*Work to complete:*
Retype all of the entries word for word.

═════ Data ═════

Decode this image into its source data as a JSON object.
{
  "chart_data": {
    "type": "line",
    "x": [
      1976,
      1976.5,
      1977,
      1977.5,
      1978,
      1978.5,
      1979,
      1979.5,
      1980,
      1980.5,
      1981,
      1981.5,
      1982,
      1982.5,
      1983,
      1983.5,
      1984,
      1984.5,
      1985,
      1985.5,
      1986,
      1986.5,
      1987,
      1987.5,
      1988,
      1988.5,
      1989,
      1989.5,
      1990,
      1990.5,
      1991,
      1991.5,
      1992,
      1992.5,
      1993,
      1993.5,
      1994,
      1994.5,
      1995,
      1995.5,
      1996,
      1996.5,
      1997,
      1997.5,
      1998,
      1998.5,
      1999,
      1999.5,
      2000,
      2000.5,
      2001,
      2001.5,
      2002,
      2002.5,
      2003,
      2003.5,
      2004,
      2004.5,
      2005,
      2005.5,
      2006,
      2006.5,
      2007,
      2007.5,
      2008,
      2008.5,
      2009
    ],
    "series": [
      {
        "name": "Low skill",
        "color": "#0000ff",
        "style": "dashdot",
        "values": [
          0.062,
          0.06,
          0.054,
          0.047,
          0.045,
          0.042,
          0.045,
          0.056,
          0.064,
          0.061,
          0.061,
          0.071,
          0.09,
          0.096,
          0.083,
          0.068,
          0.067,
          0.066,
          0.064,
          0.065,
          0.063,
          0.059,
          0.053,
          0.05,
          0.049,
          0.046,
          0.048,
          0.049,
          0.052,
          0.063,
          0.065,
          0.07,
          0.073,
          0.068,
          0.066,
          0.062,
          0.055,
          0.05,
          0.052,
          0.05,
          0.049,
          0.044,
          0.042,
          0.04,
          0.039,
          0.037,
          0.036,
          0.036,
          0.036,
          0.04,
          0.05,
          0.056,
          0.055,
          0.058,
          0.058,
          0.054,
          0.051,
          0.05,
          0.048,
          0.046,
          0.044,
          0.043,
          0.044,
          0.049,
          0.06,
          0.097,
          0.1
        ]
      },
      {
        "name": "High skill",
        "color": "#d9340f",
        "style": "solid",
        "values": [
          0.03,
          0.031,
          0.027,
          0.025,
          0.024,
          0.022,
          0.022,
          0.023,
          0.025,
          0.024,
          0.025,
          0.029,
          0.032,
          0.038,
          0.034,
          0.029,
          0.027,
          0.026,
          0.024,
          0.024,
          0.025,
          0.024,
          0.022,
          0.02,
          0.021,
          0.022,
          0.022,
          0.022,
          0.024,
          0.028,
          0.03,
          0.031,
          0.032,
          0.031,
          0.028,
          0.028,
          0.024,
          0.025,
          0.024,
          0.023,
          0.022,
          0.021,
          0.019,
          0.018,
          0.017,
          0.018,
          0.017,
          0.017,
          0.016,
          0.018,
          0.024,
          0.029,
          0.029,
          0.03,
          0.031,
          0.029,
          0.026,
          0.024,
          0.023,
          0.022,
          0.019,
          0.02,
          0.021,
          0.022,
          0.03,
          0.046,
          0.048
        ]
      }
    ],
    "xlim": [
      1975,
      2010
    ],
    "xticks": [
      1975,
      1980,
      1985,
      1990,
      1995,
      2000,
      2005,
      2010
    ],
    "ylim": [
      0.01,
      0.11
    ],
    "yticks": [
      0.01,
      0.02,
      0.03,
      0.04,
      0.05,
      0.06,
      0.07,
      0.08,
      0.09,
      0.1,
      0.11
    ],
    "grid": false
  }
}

═════

*Expected answer:*
Decode this image into its source data as a JSON object.
{
  "chart_data": {
    "type": "line",
    "x": [
      1976,
      1976.5,
      1977,
      1977.5,
      1978,
      1978.5,
      1979,
      1979.5,
      1980,
      1980.5,
      1981,
      1981.5,
      1982,
      1982.5,
      1983,
      1983.5,
      1984,
      1984.5,
      1985,
      1985.5,
      1986,
      1986.5,
      1987,
      1987.5,
      1988,
      1988.5,
      1989,
      1989.5,
      1990,
      1990.5,
      1991,
      1991.5,
      1992,
      1992.5,
      1993,
      1993.5,
      1994,
      1994.5,
      1995,
      1995.5,
      1996,
      1996.5,
      1997,
      1997.5,
      1998,
      1998.5,
      1999,
      1999.5,
      2000,
      2000.5,
      2001,
      2001.5,
      2002,
      2002.5,
      2003,
      2003.5,
      2004,
      2004.5,
      2005,
      2005.5,
      2006,
      2006.5,
      2007,
      2007.5,
      2008,
      2008.5,
      2009
    ],
    "series": [
      {
        "name": "Low skill",
        "color": "#0000ff",
        "style": "dashdot",
        "values": [
          0.062,
          0.06,
          0.054,
          0.047,
          0.045,
          0.042,
          0.045,
          0.056,
          0.064,
          0.061,
          0.061,
          0.071,
          0.09,
          0.096,
          0.083,
          0.068,
          0.067,
          0.066,
          0.064,
          0.065,
          0.063,
          0.059,
          0.053,
          0.05,
          0.049,
          0.046,
          0.048,
          0.049,
          0.052,
          0.063,
          0.065,
          0.07,
          0.073,
          0.068,
          0.066,
          0.062,
          0.055,
          0.05,
          0.052,
          0.05,
          0.049,
          0.044,
          0.042,
          0.04,
          0.039,
          0.037,
          0.036,
          0.036,
          0.036,
          0.04,
          0.05,
          0.056,
          0.055,
          0.058,
          0.058,
          0.054,
          0.051,
          0.05,
          0.048,
          0.046,
          0.044,
          0.043,
          0.044,
          0.049,
          0.06,
          0.097,
          0.1
        ]
      },
      {
        "name": "High skill",
        "color": "#d9340f",
        "style": "solid",
        "values": [
          0.03,
          0.031,
          0.027,
          0.025,
          0.024,
          0.022,
          0.022,
          0.023,
          0.025,
          0.024,
          0.025,
          0.029,
          0.032,
          0.038,
          0.034,
          0.029,
          0.027,
          0.026,
          0.024,
          0.024,
          0.025,
          0.024,
          0.022,
          0.02,
          0.021,
          0.022,
          0.022,
          0.022,
          0.024,
          0.028,
          0.03,
          0.031,
          0.032,
          0.031,
          0.028,
          0.028,
          0.024,
          0.025,
          0.024,
          0.023,
          0.022,
          0.021,
          0.019,
          0.018,
          0.017,
          0.018,
          0.017,
          0.017,
          0.016,
          0.018,
          0.024,
          0.029,
          0.029,
          0.03,
          0.031,
          0.029,
          0.026,
          0.024,
          0.023,
          0.022,
          0.019,
          0.02,
          0.021,
          0.022,
          0.03,
          0.046,
          0.048
        ]
      }
    ],
    "xlim": [
      1975,
      2010
    ],
    "xticks": [
      1975,
      1980,
      1985,
      1990,
      1995,
      2000,
      2005,
      2010
    ],
    "ylim": [
      0.01,
      0.11
    ],
    "yticks": [
      0.01,
      0.02,
      0.03,
      0.04,
      0.05,
      0.06,
      0.07,
      0.08,
      0.09,
      0.1,
      0.11
    ],
    "grid": false
  }
}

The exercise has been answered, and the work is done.